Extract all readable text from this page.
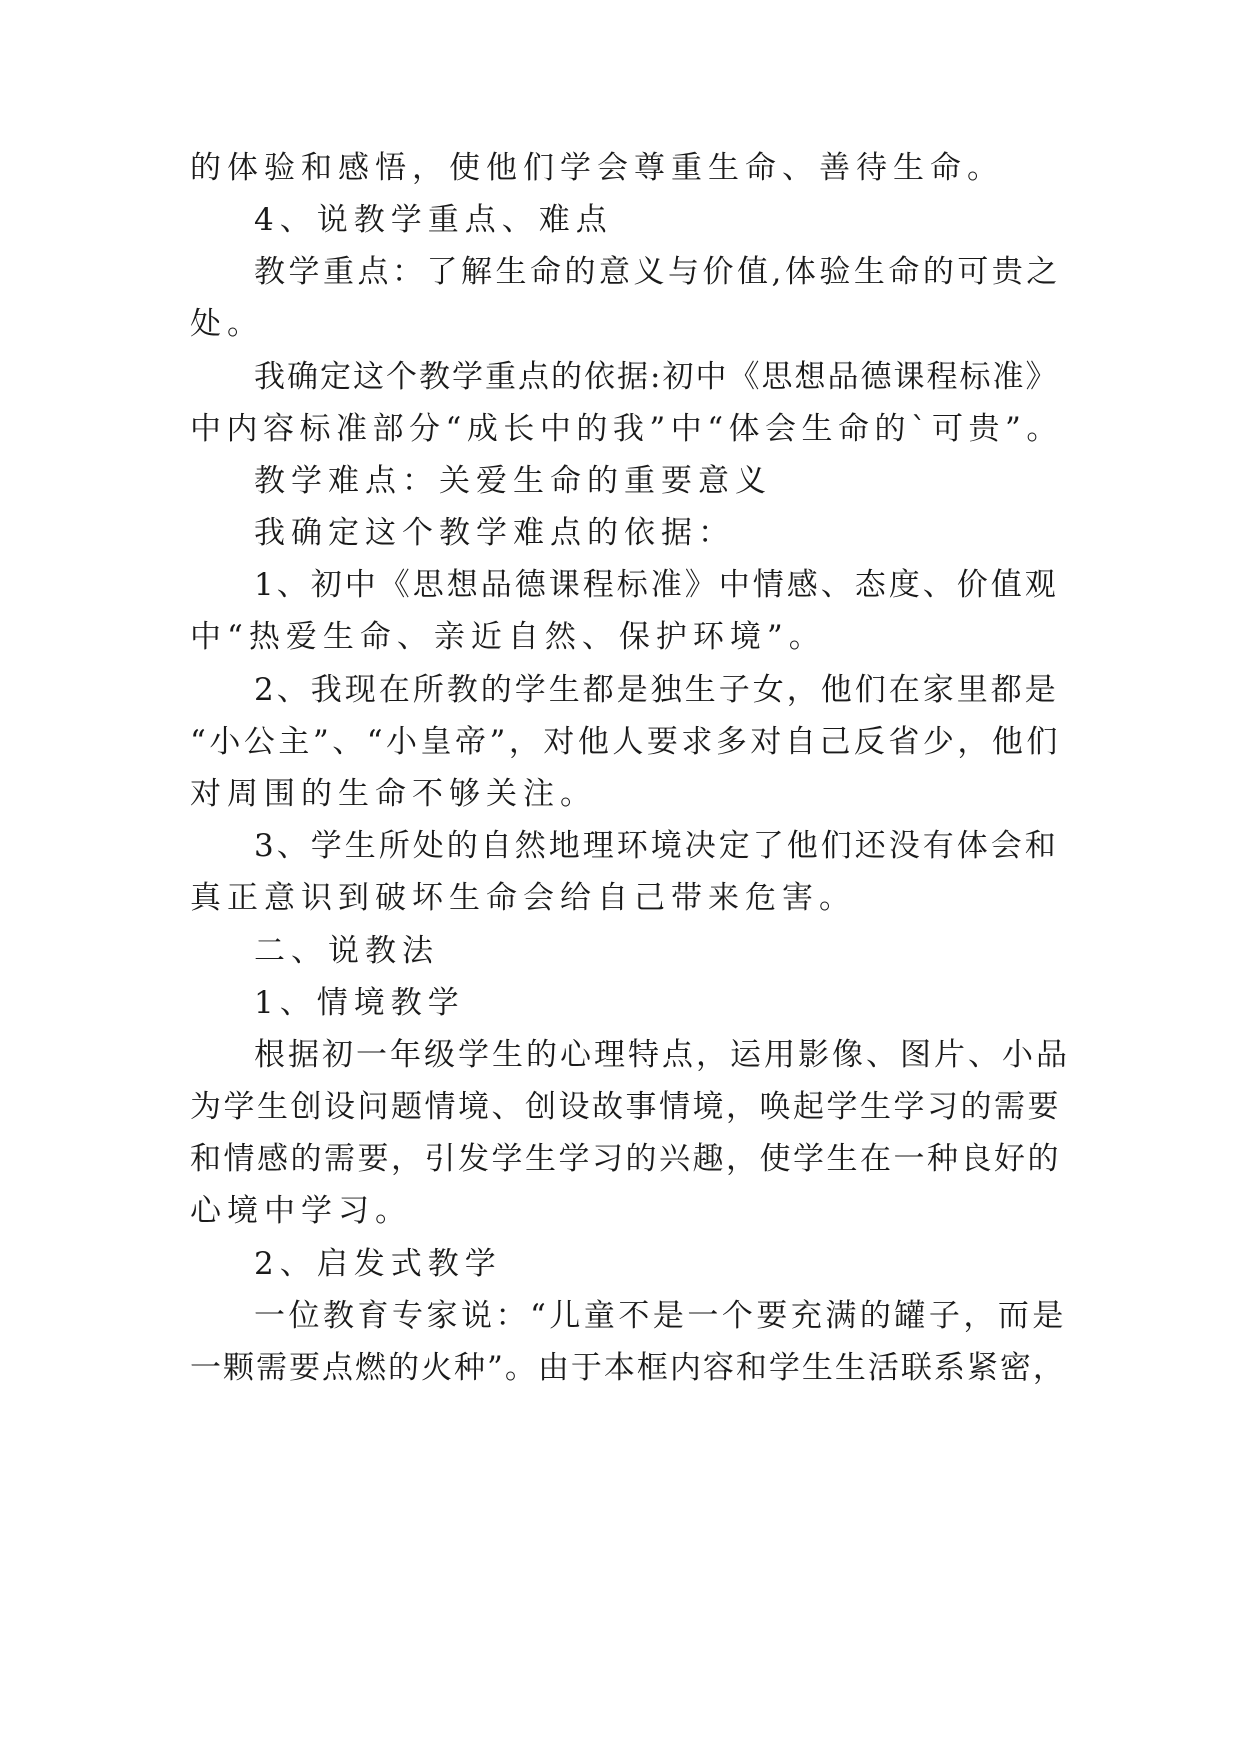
的体验和感悟，使他们学会尊重生命、善待生命。
4、说教学重点、难点
教学重点：了解生命的意义与价值,体验生命的可贵之
处。
我确定这个教学重点的依据:初中《思想品德课程标准》
中内容标准部分“成长中的我”中“体会生命的`可贵”。
教学难点：关爱生命的重要意义
我确定这个教学难点的依据：
1、初中《思想品德课程标准》中情感、态度、价值观
中“热爱生命、亲近自然、保护环境”。
2、我现在所教的学生都是独生子女，他们在家里都是
“小公主”、“小皇帝”，对他人要求多对自己反省少，他们
对周围的生命不够关注。
3、学生所处的自然地理环境决定了他们还没有体会和
真正意识到破坏生命会给自己带来危害。
二、说教法
1、情境教学
根据初一年级学生的心理特点，运用影像、图片、小品
为学生创设问题情境、创设故事情境，唤起学生学习的需要
和情感的需要，引发学生学习的兴趣，使学生在一种良好的
心境中学习。
2、启发式教学
一位教育专家说：“儿童不是一个要充满的罐子，而是
一颗需要点燃的火种”。由于本框内容和学生生活联系紧密，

--

-- What needs to be done --
Collect from the data above every line that includes "思想品德课程标准".

-- Response --
我确定这个教学重点的依据:初中《思想品德课程标准》
1、初中《思想品德课程标准》中情感、态度、价值观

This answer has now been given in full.